= Exercise =
Note how many lines hold "name" and report that number by itself.

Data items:

▬▬▬

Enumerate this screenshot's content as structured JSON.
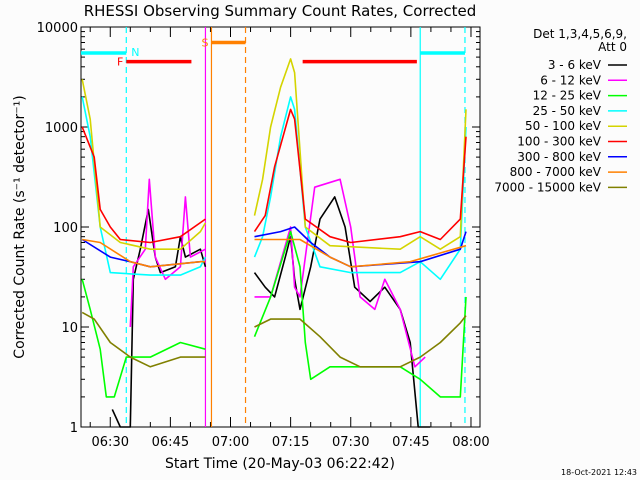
{
  "chart_data": {
    "type": "line",
    "title": "RHESSI Observing Summary Count Rates, Corrected",
    "xlabel": "Start Time (20-May-03 06:22:42)",
    "ylabel": "Corrected Count Rate (s⁻¹ detector⁻¹)",
    "ylog": true,
    "ylim": [
      1,
      10000
    ],
    "xlim": [
      "06:22:42",
      "08:02:15"
    ],
    "xticks": [
      "06:30",
      "06:45",
      "07:00",
      "07:15",
      "07:30",
      "07:45",
      "08:00"
    ],
    "yticks": [
      "1",
      "10",
      "100",
      "1000",
      "10000"
    ],
    "footer": "18-Oct-2021 12:43",
    "legend": {
      "placement": "right",
      "header": [
        "Det 1,3,4,5,6,9,",
        "Att 0"
      ]
    },
    "series": [
      {
        "name": "3 - 6 keV",
        "color": "#000000",
        "segments": [
          [
            [
              "06:30:30",
              1.5
            ],
            [
              "06:32:30",
              1
            ],
            [
              "06:35",
              1
            ],
            [
              "06:35:45",
              30
            ],
            [
              "06:37:30",
              60
            ],
            [
              "06:39:30",
              150
            ],
            [
              "06:41:15",
              50
            ],
            [
              "06:42:30",
              35
            ],
            [
              "06:46:15",
              40
            ],
            [
              "06:47:30",
              80
            ],
            [
              "06:48:45",
              50
            ],
            [
              "06:52:30",
              60
            ],
            [
              "06:53:45",
              40
            ]
          ],
          [
            [
              "07:06",
              35
            ],
            [
              "07:08:40",
              25
            ],
            [
              "07:11",
              20
            ],
            [
              "07:13:40",
              50
            ],
            [
              "07:15",
              80
            ],
            [
              "07:16",
              30
            ],
            [
              "07:17:20",
              15
            ],
            [
              "07:20",
              40
            ],
            [
              "07:22:20",
              120
            ],
            [
              "07:26",
              200
            ],
            [
              "07:28:35",
              100
            ],
            [
              "07:31",
              25
            ],
            [
              "07:34:50",
              18
            ],
            [
              "07:38:30",
              25
            ],
            [
              "07:42:20",
              15
            ],
            [
              "07:44:50",
              7
            ],
            [
              "07:46:50",
              1
            ],
            [
              "07:49:50",
              1
            ]
          ]
        ]
      },
      {
        "name": "6 - 12 keV",
        "color": "#ff00ff",
        "segments": [
          [
            [
              "06:35",
              10
            ],
            [
              "06:35:45",
              40
            ],
            [
              "06:38:45",
              60
            ],
            [
              "06:39:45",
              300
            ],
            [
              "06:41:15",
              50
            ],
            [
              "06:43:45",
              30
            ],
            [
              "06:47:30",
              40
            ],
            [
              "06:48:45",
              200
            ],
            [
              "06:50",
              50
            ],
            [
              "06:53:45",
              60
            ]
          ],
          [
            [
              "07:06",
              20
            ],
            [
              "07:10",
              20
            ],
            [
              "07:15",
              100
            ],
            [
              "07:16",
              25
            ],
            [
              "07:17:20",
              20
            ],
            [
              "07:21",
              250
            ],
            [
              "07:27:20",
              300
            ],
            [
              "07:30",
              100
            ],
            [
              "07:32:20",
              20
            ],
            [
              "07:36",
              15
            ],
            [
              "07:38:30",
              30
            ],
            [
              "07:42:20",
              15
            ],
            [
              "07:46",
              4
            ],
            [
              "07:48:35",
              5
            ]
          ]
        ]
      },
      {
        "name": "12 - 25 keV",
        "color": "#00ff00",
        "segments": [
          [
            [
              "06:23",
              30
            ],
            [
              "06:25",
              15
            ],
            [
              "06:27:30",
              6
            ],
            [
              "06:29",
              2
            ],
            [
              "06:31",
              2
            ],
            [
              "06:34",
              5
            ],
            [
              "06:40",
              5
            ],
            [
              "06:47:30",
              7
            ],
            [
              "06:53:45",
              6
            ]
          ],
          [
            [
              "07:06",
              8
            ],
            [
              "07:10",
              20
            ],
            [
              "07:15",
              90
            ],
            [
              "07:17:20",
              40
            ],
            [
              "07:18:40",
              7
            ],
            [
              "07:20",
              3
            ],
            [
              "07:24:50",
              4
            ],
            [
              "07:30",
              4
            ],
            [
              "07:42:20",
              4
            ],
            [
              "07:47:20",
              3
            ],
            [
              "07:52:20",
              2
            ],
            [
              "07:57:20",
              2
            ],
            [
              "07:58:45",
              20
            ]
          ]
        ]
      },
      {
        "name": "25 - 50 keV",
        "color": "#00ffff",
        "segments": [
          [
            [
              "06:23",
              2000
            ],
            [
              "06:25",
              800
            ],
            [
              "06:27:30",
              100
            ],
            [
              "06:30",
              35
            ],
            [
              "06:40",
              33
            ],
            [
              "06:47:30",
              33
            ],
            [
              "06:52:30",
              40
            ],
            [
              "06:53:45",
              50
            ]
          ],
          [
            [
              "07:06",
              50
            ],
            [
              "07:08",
              80
            ],
            [
              "07:10",
              200
            ],
            [
              "07:12:30",
              800
            ],
            [
              "07:15",
              2000
            ],
            [
              "07:16",
              1500
            ],
            [
              "07:18:40",
              100
            ],
            [
              "07:22:20",
              40
            ],
            [
              "07:30",
              35
            ],
            [
              "07:42:20",
              35
            ],
            [
              "07:47:20",
              45
            ],
            [
              "07:52:20",
              30
            ],
            [
              "07:57:20",
              60
            ],
            [
              "07:58:45",
              1000
            ]
          ]
        ]
      },
      {
        "name": "50 - 100 keV",
        "color": "#d4d400",
        "segments": [
          [
            [
              "06:23",
              3000
            ],
            [
              "06:25",
              1200
            ],
            [
              "06:27:30",
              100
            ],
            [
              "06:32:30",
              70
            ],
            [
              "06:40",
              60
            ],
            [
              "06:47:30",
              60
            ],
            [
              "06:52:30",
              90
            ],
            [
              "06:53:45",
              110
            ]
          ],
          [
            [
              "07:06",
              130
            ],
            [
              "07:08",
              300
            ],
            [
              "07:10",
              1000
            ],
            [
              "07:12:30",
              2500
            ],
            [
              "07:15",
              4800
            ],
            [
              "07:16",
              3500
            ],
            [
              "07:18:40",
              100
            ],
            [
              "07:24:50",
              65
            ],
            [
              "07:42:20",
              60
            ],
            [
              "07:47:20",
              80
            ],
            [
              "07:52:20",
              60
            ],
            [
              "07:57:20",
              80
            ],
            [
              "07:58:45",
              1500
            ]
          ]
        ]
      },
      {
        "name": "100 - 300 keV",
        "color": "#ff0000",
        "segments": [
          [
            [
              "06:23",
              1000
            ],
            [
              "06:26",
              500
            ],
            [
              "06:27:30",
              150
            ],
            [
              "06:30",
              100
            ],
            [
              "06:32:30",
              75
            ],
            [
              "06:40",
              70
            ],
            [
              "06:47:30",
              80
            ],
            [
              "06:53:45",
              120
            ]
          ],
          [
            [
              "07:06",
              90
            ],
            [
              "07:08:40",
              130
            ],
            [
              "07:11",
              400
            ],
            [
              "07:15",
              1500
            ],
            [
              "07:16",
              1200
            ],
            [
              "07:18:40",
              120
            ],
            [
              "07:24:50",
              80
            ],
            [
              "07:30",
              70
            ],
            [
              "07:42:20",
              80
            ],
            [
              "07:47:20",
              90
            ],
            [
              "07:52:20",
              75
            ],
            [
              "07:57:20",
              120
            ],
            [
              "07:58:45",
              800
            ]
          ]
        ]
      },
      {
        "name": "300 - 800 keV",
        "color": "#0000ff",
        "segments": [
          [
            [
              "06:23",
              75
            ],
            [
              "06:30",
              50
            ],
            [
              "06:35",
              45
            ],
            [
              "06:40",
              40
            ],
            [
              "06:52:30",
              45
            ],
            [
              "06:53:45",
              45
            ]
          ],
          [
            [
              "07:06",
              80
            ],
            [
              "07:12:30",
              90
            ],
            [
              "07:16",
              100
            ],
            [
              "07:20",
              70
            ],
            [
              "07:24:50",
              50
            ],
            [
              "07:30",
              40
            ],
            [
              "07:47:20",
              45
            ],
            [
              "07:57:20",
              60
            ],
            [
              "07:58:45",
              90
            ]
          ]
        ]
      },
      {
        "name": "800 - 7000 keV",
        "color": "#ff8000",
        "segments": [
          [
            [
              "06:23",
              75
            ],
            [
              "06:27:30",
              70
            ],
            [
              "06:35",
              45
            ],
            [
              "06:40",
              40
            ],
            [
              "06:52:30",
              45
            ],
            [
              "06:53:45",
              45
            ]
          ],
          [
            [
              "07:06",
              75
            ],
            [
              "07:17:20",
              75
            ],
            [
              "07:24:50",
              50
            ],
            [
              "07:30",
              40
            ],
            [
              "07:44:50",
              45
            ],
            [
              "07:52:20",
              55
            ],
            [
              "07:58:45",
              65
            ]
          ]
        ]
      },
      {
        "name": "7000 - 15000 keV",
        "color": "#808000",
        "segments": [
          [
            [
              "06:23",
              14
            ],
            [
              "06:26",
              12
            ],
            [
              "06:30",
              7
            ],
            [
              "06:35",
              5
            ],
            [
              "06:40",
              4
            ],
            [
              "06:47:30",
              5
            ],
            [
              "06:53:45",
              5
            ]
          ],
          [
            [
              "07:06",
              10
            ],
            [
              "07:10",
              12
            ],
            [
              "07:17:20",
              12
            ],
            [
              "07:22:20",
              8
            ],
            [
              "07:27:20",
              5
            ],
            [
              "07:32:20",
              4
            ],
            [
              "07:42:20",
              4
            ],
            [
              "07:47:20",
              5
            ],
            [
              "07:52:20",
              7
            ],
            [
              "07:57:20",
              11
            ],
            [
              "07:58:45",
              13
            ]
          ]
        ]
      }
    ],
    "annotations": {
      "bars": [
        {
          "label": "N",
          "color": "#00ffff",
          "from": "06:22:42",
          "to": "06:34",
          "level": 5500,
          "label_at": "end"
        },
        {
          "label": "",
          "color": "#00ffff",
          "from": "07:47:20",
          "to": "07:58:30",
          "level": 5500
        },
        {
          "label": "F",
          "color": "#ff0000",
          "from": "06:34",
          "to": "06:50:15",
          "level": 4500,
          "label_at": "start"
        },
        {
          "label": "",
          "color": "#ff0000",
          "from": "07:18",
          "to": "07:46:30",
          "level": 4500
        },
        {
          "label": "S",
          "color": "#ff8000",
          "from": "06:55:15",
          "to": "07:03:45",
          "level": 7000,
          "label_at": "start"
        }
      ],
      "vlines": [
        {
          "time": "06:34",
          "color": "#00ffff",
          "style": "dashed"
        },
        {
          "time": "06:53:45",
          "color": "#ff00ff",
          "style": "solid"
        },
        {
          "time": "06:55:15",
          "color": "#ff8000",
          "style": "solid"
        },
        {
          "time": "07:03:45",
          "color": "#ff8000",
          "style": "dashed"
        },
        {
          "time": "07:47:20",
          "color": "#00ffff",
          "style": "solid"
        },
        {
          "time": "07:58:30",
          "color": "#00ffff",
          "style": "dashed"
        }
      ]
    }
  }
}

▬▬▬

= Written solution =
9